** GOAL **
Locate the string "Paraclete" in the records below. Copy every line where it occurs.

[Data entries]
+--

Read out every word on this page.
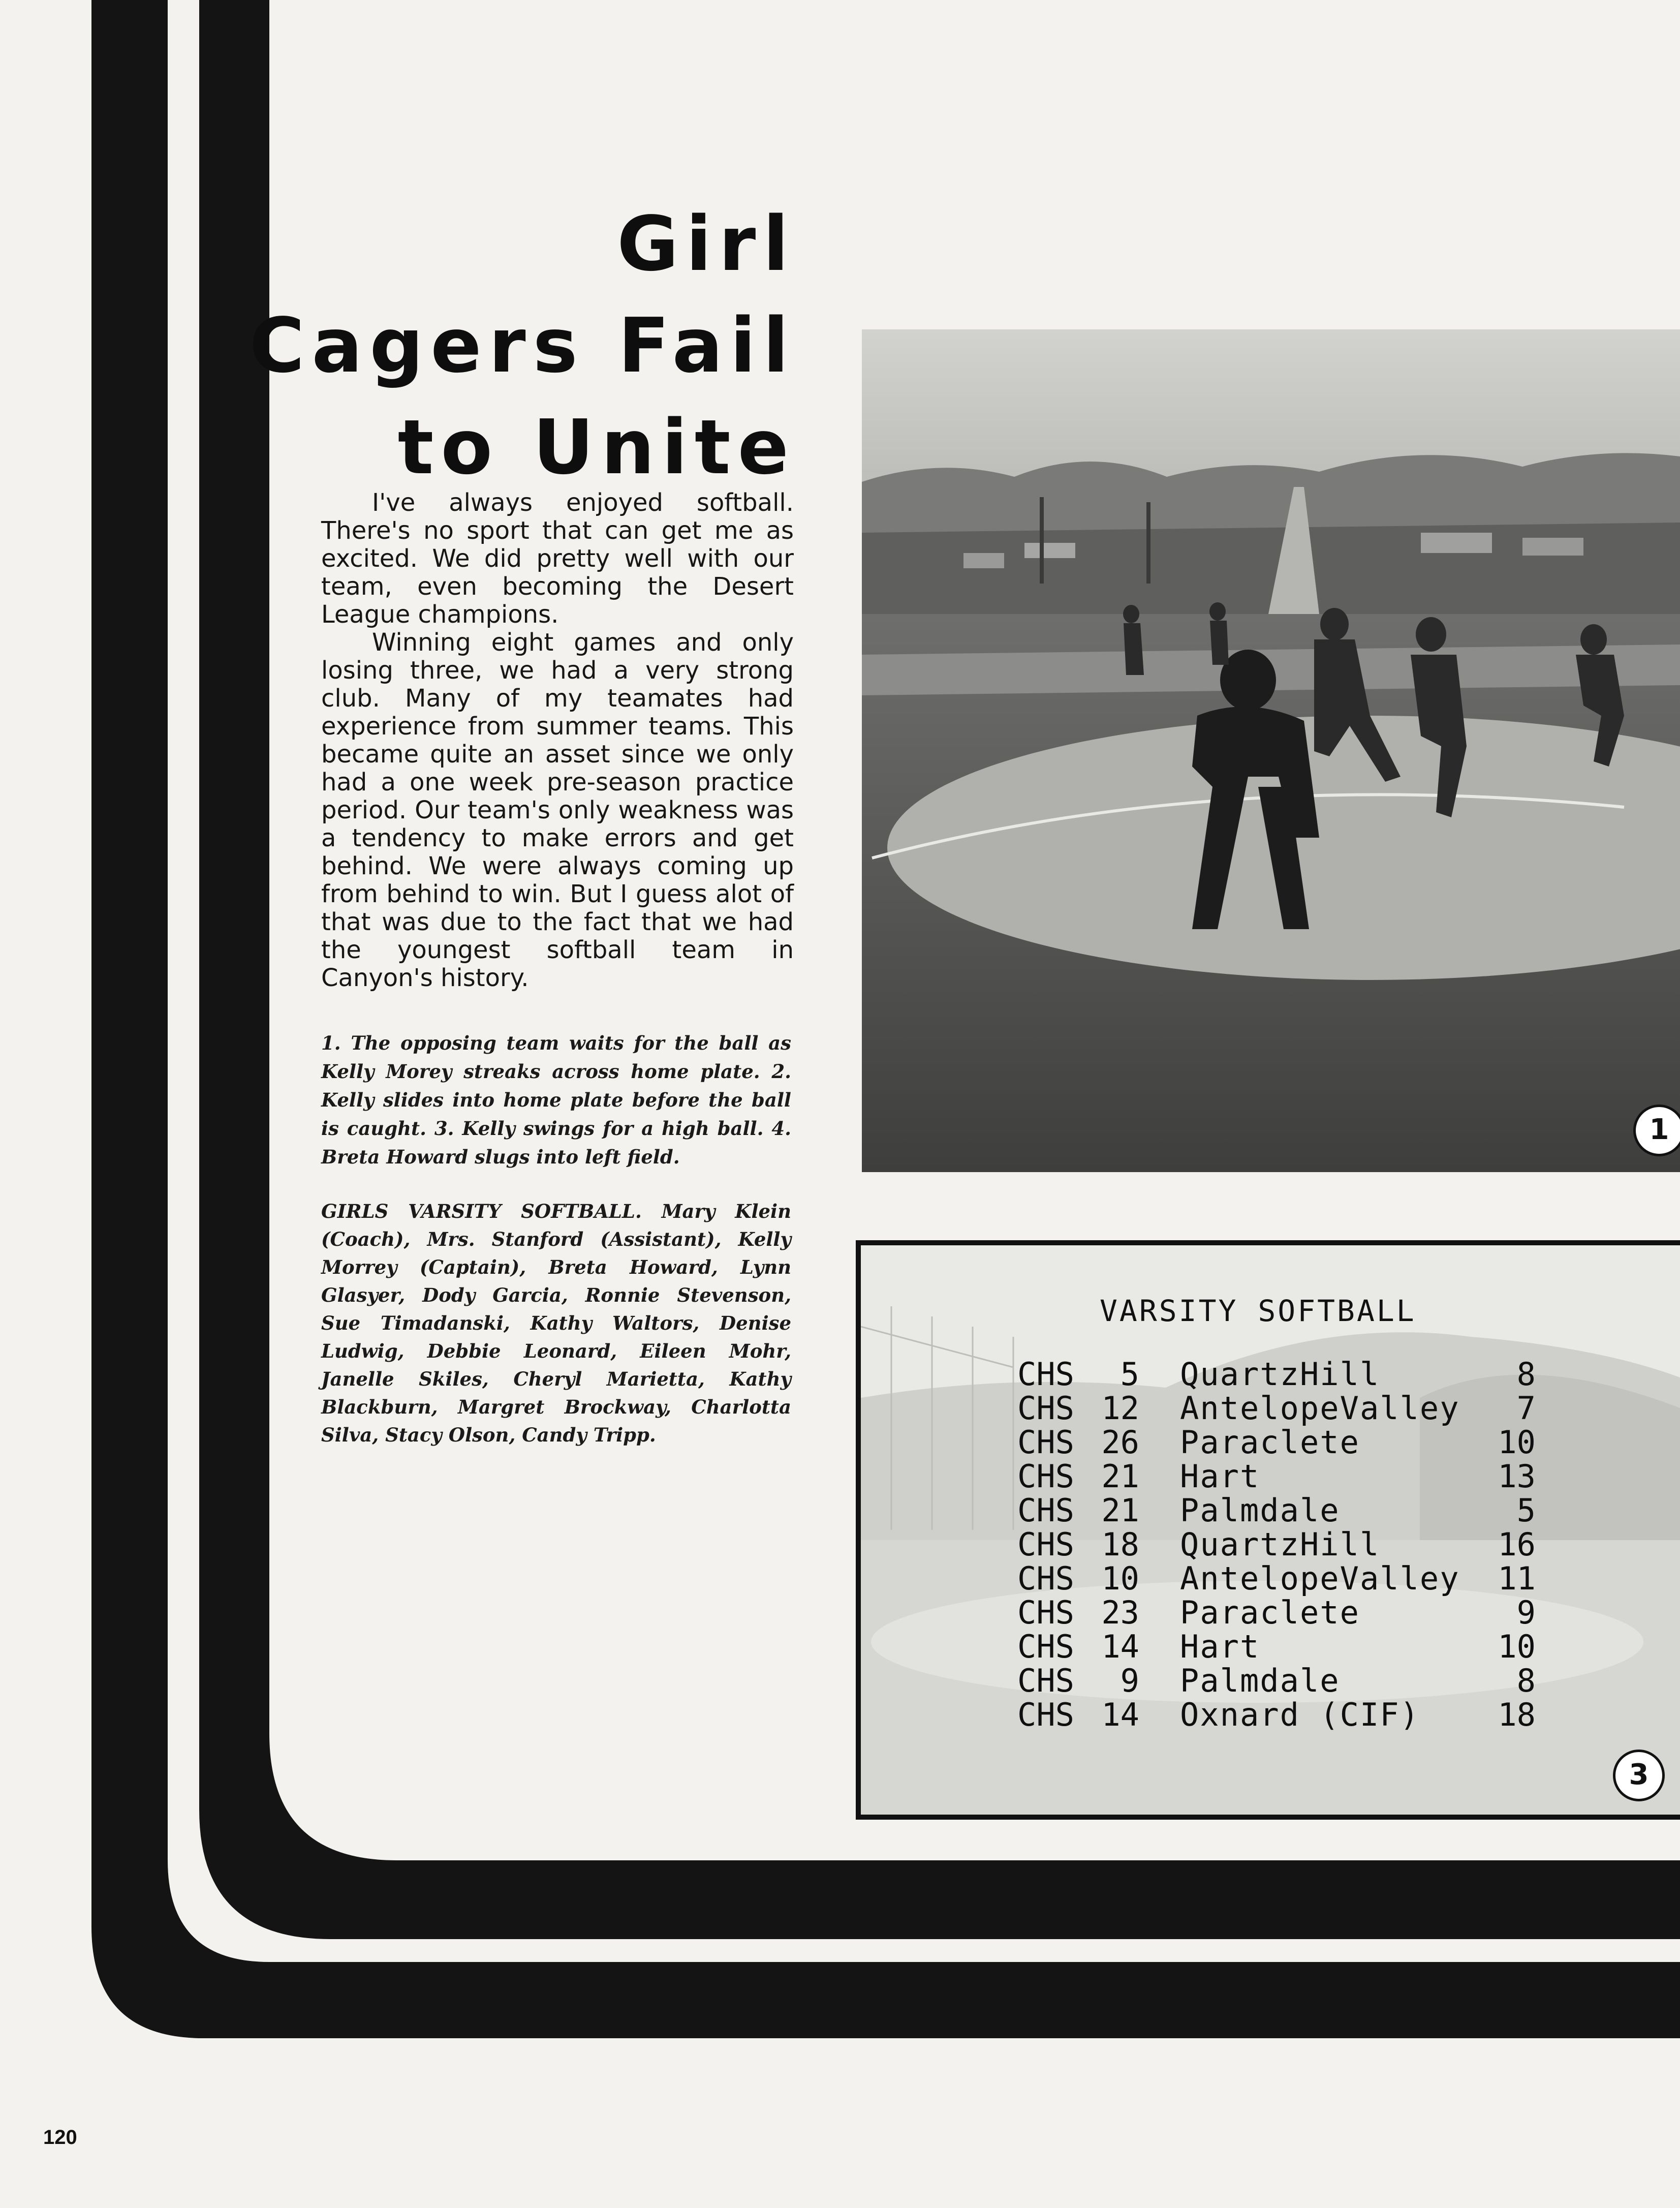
Girl
Cagers Fail
to Unite

I've always enjoyed softball. There's no sport that can get me as excited. We did pretty well with our team, even becoming the Desert League champions.

Winning eight games and only losing three, we had a very strong club. Many of my teamates had experience from summer teams. This became quite an asset since we only had a one week pre-season practice period. Our team's only weakness was a tendency to make errors and get behind. We were always coming up from behind to win. But I guess alot of that was due to the fact that we had the youngest softball team in Canyon's history.

1. The opposing team waits for the ball as Kelly Morey streaks across home plate. 2. Kelly slides into home plate before the ball is caught. 3. Kelly swings for a high ball. 4. Breta Howard slugs into left field.
GIRLS VARSITY SOFTBALL. Mary Klein (Coach), Mrs. Stanford (Assistant), Kelly Morrey (Captain), Breta Howard, Lynn Glasyer, Dody Garcia, Ronnie Stevenson, Sue Timadanski, Kathy Waltors, Denise Ludwig, Debbie Leonard, Eileen Mohr, Janelle Skiles, Cheryl Marietta, Kathy Blackburn, Margret Brockway, Charlotta Silva, Stacy Olson, Candy Tripp.
1
VARSITY SOFTBALL
CHS	5	QuartzHill	8
CHS	12	AntelopeValley	7
CHS	26	Paraclete	10
CHS	21	Hart	13
CHS	21	Palmdale	5
CHS	18	QuartzHill	16
CHS	10	AntelopeValley	11
CHS	23	Paraclete	9
CHS	14	Hart	10
CHS	9	Palmdale	8
CHS	14	Oxnard (CIF)	18
3
120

+--

** EXPECTED ANSWER **
CHS	26	Paraclete	10
CHS	23	Paraclete	9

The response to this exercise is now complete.